■ What to work on
An exact copy of every record is needed.

Extracted data entries
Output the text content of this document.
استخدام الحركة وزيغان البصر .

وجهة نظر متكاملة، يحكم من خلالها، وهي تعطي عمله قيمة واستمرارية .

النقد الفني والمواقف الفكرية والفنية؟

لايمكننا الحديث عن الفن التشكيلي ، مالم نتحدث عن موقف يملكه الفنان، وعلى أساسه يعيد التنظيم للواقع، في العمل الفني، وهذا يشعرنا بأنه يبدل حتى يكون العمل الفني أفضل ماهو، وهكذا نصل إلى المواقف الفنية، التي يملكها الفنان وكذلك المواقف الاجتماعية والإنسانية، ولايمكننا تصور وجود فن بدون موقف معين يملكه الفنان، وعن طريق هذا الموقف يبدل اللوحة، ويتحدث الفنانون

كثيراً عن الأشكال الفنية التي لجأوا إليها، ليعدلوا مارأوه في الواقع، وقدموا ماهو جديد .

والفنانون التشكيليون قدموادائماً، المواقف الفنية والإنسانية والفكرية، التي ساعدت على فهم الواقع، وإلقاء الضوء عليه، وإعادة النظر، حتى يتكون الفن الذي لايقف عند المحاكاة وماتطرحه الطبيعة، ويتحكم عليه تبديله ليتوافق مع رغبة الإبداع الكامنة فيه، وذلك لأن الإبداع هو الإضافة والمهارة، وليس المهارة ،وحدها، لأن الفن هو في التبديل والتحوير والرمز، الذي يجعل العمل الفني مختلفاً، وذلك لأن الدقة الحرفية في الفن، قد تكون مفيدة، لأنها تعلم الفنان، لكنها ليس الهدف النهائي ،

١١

■ The solution
Output the text content of this document.
استخدام الحركة وزيغان البصر .

وجهة نظر متكاملة، يحكم من خلالها، وهي تعطي عمله قيمة واستمرارية .

النقد الفني والمواقف الفكرية والفنية؟

لايمكننا الحديث عن الفن التشكيلي ، مالم نتحدث عن موقف يملكه الفنان، وعلى أساسه يعيد التنظيم للواقع، في العمل الفني، وهذا يشعرنا بأنه يبدل حتى يكون العمل الفني أفضل ماهو، وهكذا نصل إلى المواقف الفنية، التي يملكها الفنان وكذلك المواقف الاجتماعية والإنسانية، ولايمكننا تصور وجود فن بدون موقف معين يملكه الفنان، وعن طريق هذا الموقف يبدل اللوحة، ويتحدث الفنانون

كثيراً عن الأشكال الفنية التي لجأوا إليها، ليعدلوا مارأوه في الواقع، وقدموا ماهو جديد .

والفنانون التشكيليون قدموادائماً، المواقف الفنية والإنسانية والفكرية، التي ساعدت على فهم الواقع، وإلقاء الضوء عليه، وإعادة النظر، حتى يتكون الفن الذي لايقف عند المحاكاة وماتطرحه الطبيعة، ويتحكم عليه تبديله ليتوافق مع رغبة الإبداع الكامنة فيه، وذلك لأن الإبداع هو الإضافة والمهارة، وليس المهارة ،وحدها، لأن الفن هو في التبديل والتحوير والرمز، الذي يجعل العمل الفني مختلفاً، وذلك لأن الدقة الحرفية في الفن، قد تكون مفيدة، لأنها تعلم الفنان، لكنها ليس الهدف النهائي ،

١١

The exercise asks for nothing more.